[Collected data entries]
__________________________________________________

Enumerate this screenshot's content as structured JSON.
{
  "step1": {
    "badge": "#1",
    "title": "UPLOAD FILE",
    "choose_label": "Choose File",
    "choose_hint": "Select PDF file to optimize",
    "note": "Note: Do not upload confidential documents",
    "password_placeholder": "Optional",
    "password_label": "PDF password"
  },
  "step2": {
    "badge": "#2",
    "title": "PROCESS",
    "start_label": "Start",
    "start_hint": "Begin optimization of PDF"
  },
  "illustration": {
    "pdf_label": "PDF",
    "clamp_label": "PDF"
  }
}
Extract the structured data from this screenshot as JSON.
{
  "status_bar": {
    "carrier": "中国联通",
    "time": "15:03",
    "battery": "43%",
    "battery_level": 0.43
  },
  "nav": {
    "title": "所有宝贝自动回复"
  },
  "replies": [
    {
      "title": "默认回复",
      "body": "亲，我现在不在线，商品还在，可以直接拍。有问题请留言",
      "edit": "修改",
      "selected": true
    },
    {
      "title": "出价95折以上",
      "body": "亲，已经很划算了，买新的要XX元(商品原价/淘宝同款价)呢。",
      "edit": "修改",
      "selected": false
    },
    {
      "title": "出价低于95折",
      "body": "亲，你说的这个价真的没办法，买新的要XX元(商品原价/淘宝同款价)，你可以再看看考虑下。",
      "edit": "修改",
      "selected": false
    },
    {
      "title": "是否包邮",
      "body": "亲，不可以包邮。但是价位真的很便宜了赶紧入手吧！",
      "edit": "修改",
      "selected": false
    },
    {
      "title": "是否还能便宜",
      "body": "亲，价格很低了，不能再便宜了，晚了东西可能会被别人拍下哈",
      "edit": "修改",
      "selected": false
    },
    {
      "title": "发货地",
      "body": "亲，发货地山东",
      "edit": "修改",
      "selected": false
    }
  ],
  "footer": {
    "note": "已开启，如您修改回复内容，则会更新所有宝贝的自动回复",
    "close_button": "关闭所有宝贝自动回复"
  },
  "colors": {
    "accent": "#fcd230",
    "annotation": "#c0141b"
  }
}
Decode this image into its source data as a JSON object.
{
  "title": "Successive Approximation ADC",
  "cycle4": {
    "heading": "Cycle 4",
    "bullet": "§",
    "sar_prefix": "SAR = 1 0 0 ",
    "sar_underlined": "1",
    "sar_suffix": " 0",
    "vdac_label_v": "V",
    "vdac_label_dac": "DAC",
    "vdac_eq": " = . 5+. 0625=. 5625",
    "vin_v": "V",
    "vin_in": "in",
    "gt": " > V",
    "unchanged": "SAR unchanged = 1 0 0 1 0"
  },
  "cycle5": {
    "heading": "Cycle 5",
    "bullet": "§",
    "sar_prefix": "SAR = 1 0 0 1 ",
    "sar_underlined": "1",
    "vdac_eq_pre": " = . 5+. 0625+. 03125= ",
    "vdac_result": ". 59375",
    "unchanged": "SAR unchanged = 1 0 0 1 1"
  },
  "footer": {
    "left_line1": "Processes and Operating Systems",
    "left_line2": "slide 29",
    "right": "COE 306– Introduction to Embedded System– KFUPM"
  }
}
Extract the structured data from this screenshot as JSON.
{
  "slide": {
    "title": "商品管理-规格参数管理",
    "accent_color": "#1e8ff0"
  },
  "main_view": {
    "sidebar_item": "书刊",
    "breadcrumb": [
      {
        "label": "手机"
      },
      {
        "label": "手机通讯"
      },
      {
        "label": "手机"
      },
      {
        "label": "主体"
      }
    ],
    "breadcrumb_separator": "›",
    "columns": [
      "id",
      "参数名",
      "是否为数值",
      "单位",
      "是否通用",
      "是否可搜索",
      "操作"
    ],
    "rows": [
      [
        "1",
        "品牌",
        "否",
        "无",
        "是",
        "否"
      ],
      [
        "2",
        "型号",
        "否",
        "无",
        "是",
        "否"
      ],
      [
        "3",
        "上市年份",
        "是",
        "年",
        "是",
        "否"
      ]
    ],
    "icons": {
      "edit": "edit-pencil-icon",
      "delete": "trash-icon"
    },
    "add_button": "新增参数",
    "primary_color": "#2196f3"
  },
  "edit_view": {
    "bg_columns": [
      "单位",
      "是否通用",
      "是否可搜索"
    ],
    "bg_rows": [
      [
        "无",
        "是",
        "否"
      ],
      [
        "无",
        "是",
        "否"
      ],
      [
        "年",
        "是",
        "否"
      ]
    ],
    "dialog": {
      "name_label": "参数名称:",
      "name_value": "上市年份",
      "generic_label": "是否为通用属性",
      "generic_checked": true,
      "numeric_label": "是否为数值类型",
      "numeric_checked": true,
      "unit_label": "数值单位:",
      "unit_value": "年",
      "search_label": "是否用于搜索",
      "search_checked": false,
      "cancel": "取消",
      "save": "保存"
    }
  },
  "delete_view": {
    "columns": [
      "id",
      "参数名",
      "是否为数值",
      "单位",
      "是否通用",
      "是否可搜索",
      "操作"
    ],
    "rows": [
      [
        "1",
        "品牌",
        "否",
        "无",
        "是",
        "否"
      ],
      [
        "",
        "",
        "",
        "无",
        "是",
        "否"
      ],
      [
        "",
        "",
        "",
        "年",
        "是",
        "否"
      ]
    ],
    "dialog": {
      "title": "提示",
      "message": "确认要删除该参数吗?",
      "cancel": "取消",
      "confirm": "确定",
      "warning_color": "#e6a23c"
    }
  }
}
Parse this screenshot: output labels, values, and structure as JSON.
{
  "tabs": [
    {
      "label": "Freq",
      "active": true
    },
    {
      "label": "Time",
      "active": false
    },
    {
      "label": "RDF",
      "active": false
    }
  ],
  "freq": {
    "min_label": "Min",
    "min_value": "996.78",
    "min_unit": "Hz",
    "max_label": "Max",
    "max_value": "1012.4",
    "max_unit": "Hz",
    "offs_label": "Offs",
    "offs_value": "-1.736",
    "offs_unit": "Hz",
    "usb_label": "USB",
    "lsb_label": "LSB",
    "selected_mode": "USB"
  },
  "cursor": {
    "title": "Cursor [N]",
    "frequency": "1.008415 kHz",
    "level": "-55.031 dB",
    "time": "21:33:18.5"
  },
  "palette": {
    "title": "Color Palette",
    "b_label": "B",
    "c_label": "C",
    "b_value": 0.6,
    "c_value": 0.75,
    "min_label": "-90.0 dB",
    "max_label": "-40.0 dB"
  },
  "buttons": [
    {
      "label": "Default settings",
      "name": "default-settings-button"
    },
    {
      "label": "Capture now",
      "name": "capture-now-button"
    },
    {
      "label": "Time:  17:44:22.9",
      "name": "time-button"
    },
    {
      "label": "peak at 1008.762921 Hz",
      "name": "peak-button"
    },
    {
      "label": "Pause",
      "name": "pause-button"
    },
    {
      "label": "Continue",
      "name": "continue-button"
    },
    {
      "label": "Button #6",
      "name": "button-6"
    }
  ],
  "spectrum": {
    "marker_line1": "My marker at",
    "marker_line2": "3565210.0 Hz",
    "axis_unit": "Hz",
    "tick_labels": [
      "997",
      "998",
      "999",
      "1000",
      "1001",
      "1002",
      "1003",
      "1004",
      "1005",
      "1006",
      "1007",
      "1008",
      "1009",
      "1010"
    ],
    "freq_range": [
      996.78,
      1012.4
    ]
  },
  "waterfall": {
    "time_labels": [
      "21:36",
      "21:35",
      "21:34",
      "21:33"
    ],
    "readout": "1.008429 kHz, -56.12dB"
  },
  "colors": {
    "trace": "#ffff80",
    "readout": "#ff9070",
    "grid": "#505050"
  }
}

__________________________________________________

- [OBJECTIVE]:
Write out all of the records once more, exactly.

- [EXERCISE RESPONSE]:
Enumerate this screenshot's content as structured JSON.
{
  "step1": {
    "badge": "#1",
    "title": "UPLOAD FILE",
    "choose_label": "Choose File",
    "choose_hint": "Select PDF file to optimize",
    "note": "Note: Do not upload confidential documents",
    "password_placeholder": "Optional",
    "password_label": "PDF password"
  },
  "step2": {
    "badge": "#2",
    "title": "PROCESS",
    "start_label": "Start",
    "start_hint": "Begin optimization of PDF"
  },
  "illustration": {
    "pdf_label": "PDF",
    "clamp_label": "PDF"
  }
}
Extract the structured data from this screenshot as JSON.
{
  "status_bar": {
    "carrier": "中国联通",
    "time": "15:03",
    "battery": "43%",
    "battery_level": 0.43
  },
  "nav": {
    "title": "所有宝贝自动回复"
  },
  "replies": [
    {
      "title": "默认回复",
      "body": "亲，我现在不在线，商品还在，可以直接拍。有问题请留言",
      "edit": "修改",
      "selected": true
    },
    {
      "title": "出价95折以上",
      "body": "亲，已经很划算了，买新的要XX元(商品原价/淘宝同款价)呢。",
      "edit": "修改",
      "selected": false
    },
    {
      "title": "出价低于95折",
      "body": "亲，你说的这个价真的没办法，买新的要XX元(商品原价/淘宝同款价)，你可以再看看考虑下。",
      "edit": "修改",
      "selected": false
    },
    {
      "title": "是否包邮",
      "body": "亲，不可以包邮。但是价位真的很便宜了赶紧入手吧！",
      "edit": "修改",
      "selected": false
    },
    {
      "title": "是否还能便宜",
      "body": "亲，价格很低了，不能再便宜了，晚了东西可能会被别人拍下哈",
      "edit": "修改",
      "selected": false
    },
    {
      "title": "发货地",
      "body": "亲，发货地山东",
      "edit": "修改",
      "selected": false
    }
  ],
  "footer": {
    "note": "已开启，如您修改回复内容，则会更新所有宝贝的自动回复",
    "close_button": "关闭所有宝贝自动回复"
  },
  "colors": {
    "accent": "#fcd230",
    "annotation": "#c0141b"
  }
}
Decode this image into its source data as a JSON object.
{
  "title": "Successive Approximation ADC",
  "cycle4": {
    "heading": "Cycle 4",
    "bullet": "§",
    "sar_prefix": "SAR = 1 0 0 ",
    "sar_underlined": "1",
    "sar_suffix": " 0",
    "vdac_label_v": "V",
    "vdac_label_dac": "DAC",
    "vdac_eq": " = . 5+. 0625=. 5625",
    "vin_v": "V",
    "vin_in": "in",
    "gt": " > V",
    "unchanged": "SAR unchanged = 1 0 0 1 0"
  },
  "cycle5": {
    "heading": "Cycle 5",
    "bullet": "§",
    "sar_prefix": "SAR = 1 0 0 1 ",
    "sar_underlined": "1",
    "vdac_eq_pre": " = . 5+. 0625+. 03125= ",
    "vdac_result": ". 59375",
    "unchanged": "SAR unchanged = 1 0 0 1 1"
  },
  "footer": {
    "left_line1": "Processes and Operating Systems",
    "left_line2": "slide 29",
    "right": "COE 306– Introduction to Embedded System– KFUPM"
  }
}
Extract the structured data from this screenshot as JSON.
{
  "slide": {
    "title": "商品管理-规格参数管理",
    "accent_color": "#1e8ff0"
  },
  "main_view": {
    "sidebar_item": "书刊",
    "breadcrumb": [
      {
        "label": "手机"
      },
      {
        "label": "手机通讯"
      },
      {
        "label": "手机"
      },
      {
        "label": "主体"
      }
    ],
    "breadcrumb_separator": "›",
    "columns": [
      "id",
      "参数名",
      "是否为数值",
      "单位",
      "是否通用",
      "是否可搜索",
      "操作"
    ],
    "rows": [
      [
        "1",
        "品牌",
        "否",
        "无",
        "是",
        "否"
      ],
      [
        "2",
        "型号",
        "否",
        "无",
        "是",
        "否"
      ],
      [
        "3",
        "上市年份",
        "是",
        "年",
        "是",
        "否"
      ]
    ],
    "icons": {
      "edit": "edit-pencil-icon",
      "delete": "trash-icon"
    },
    "add_button": "新增参数",
    "primary_color": "#2196f3"
  },
  "edit_view": {
    "bg_columns": [
      "单位",
      "是否通用",
      "是否可搜索"
    ],
    "bg_rows": [
      [
        "无",
        "是",
        "否"
      ],
      [
        "无",
        "是",
        "否"
      ],
      [
        "年",
        "是",
        "否"
      ]
    ],
    "dialog": {
      "name_label": "参数名称:",
      "name_value": "上市年份",
      "generic_label": "是否为通用属性",
      "generic_checked": true,
      "numeric_label": "是否为数值类型",
      "numeric_checked": true,
      "unit_label": "数值单位:",
      "unit_value": "年",
      "search_label": "是否用于搜索",
      "search_checked": false,
      "cancel": "取消",
      "save": "保存"
    }
  },
  "delete_view": {
    "columns": [
      "id",
      "参数名",
      "是否为数值",
      "单位",
      "是否通用",
      "是否可搜索",
      "操作"
    ],
    "rows": [
      [
        "1",
        "品牌",
        "否",
        "无",
        "是",
        "否"
      ],
      [
        "",
        "",
        "",
        "无",
        "是",
        "否"
      ],
      [
        "",
        "",
        "",
        "年",
        "是",
        "否"
      ]
    ],
    "dialog": {
      "title": "提示",
      "message": "确认要删除该参数吗?",
      "cancel": "取消",
      "confirm": "确定",
      "warning_color": "#e6a23c"
    }
  }
}
Parse this screenshot: output labels, values, and structure as JSON.
{
  "tabs": [
    {
      "label": "Freq",
      "active": true
    },
    {
      "label": "Time",
      "active": false
    },
    {
      "label": "RDF",
      "active": false
    }
  ],
  "freq": {
    "min_label": "Min",
    "min_value": "996.78",
    "min_unit": "Hz",
    "max_label": "Max",
    "max_value": "1012.4",
    "max_unit": "Hz",
    "offs_label": "Offs",
    "offs_value": "-1.736",
    "offs_unit": "Hz",
    "usb_label": "USB",
    "lsb_label": "LSB",
    "selected_mode": "USB"
  },
  "cursor": {
    "title": "Cursor [N]",
    "frequency": "1.008415 kHz",
    "level": "-55.031 dB",
    "time": "21:33:18.5"
  },
  "palette": {
    "title": "Color Palette",
    "b_label": "B",
    "c_label": "C",
    "b_value": 0.6,
    "c_value": 0.75,
    "min_label": "-90.0 dB",
    "max_label": "-40.0 dB"
  },
  "buttons": [
    {
      "label": "Default settings",
      "name": "default-settings-button"
    },
    {
      "label": "Capture now",
      "name": "capture-now-button"
    },
    {
      "label": "Time:  17:44:22.9",
      "name": "time-button"
    },
    {
      "label": "peak at 1008.762921 Hz",
      "name": "peak-button"
    },
    {
      "label": "Pause",
      "name": "pause-button"
    },
    {
      "label": "Continue",
      "name": "continue-button"
    },
    {
      "label": "Button #6",
      "name": "button-6"
    }
  ],
  "spectrum": {
    "marker_line1": "My marker at",
    "marker_line2": "3565210.0 Hz",
    "axis_unit": "Hz",
    "tick_labels": [
      "997",
      "998",
      "999",
      "1000",
      "1001",
      "1002",
      "1003",
      "1004",
      "1005",
      "1006",
      "1007",
      "1008",
      "1009",
      "1010"
    ],
    "freq_range": [
      996.78,
      1012.4
    ]
  },
  "waterfall": {
    "time_labels": [
      "21:36",
      "21:35",
      "21:34",
      "21:33"
    ],
    "readout": "1.008429 kHz, -56.12dB"
  },
  "colors": {
    "trace": "#ffff80",
    "readout": "#ff9070",
    "grid": "#505050"
  }
}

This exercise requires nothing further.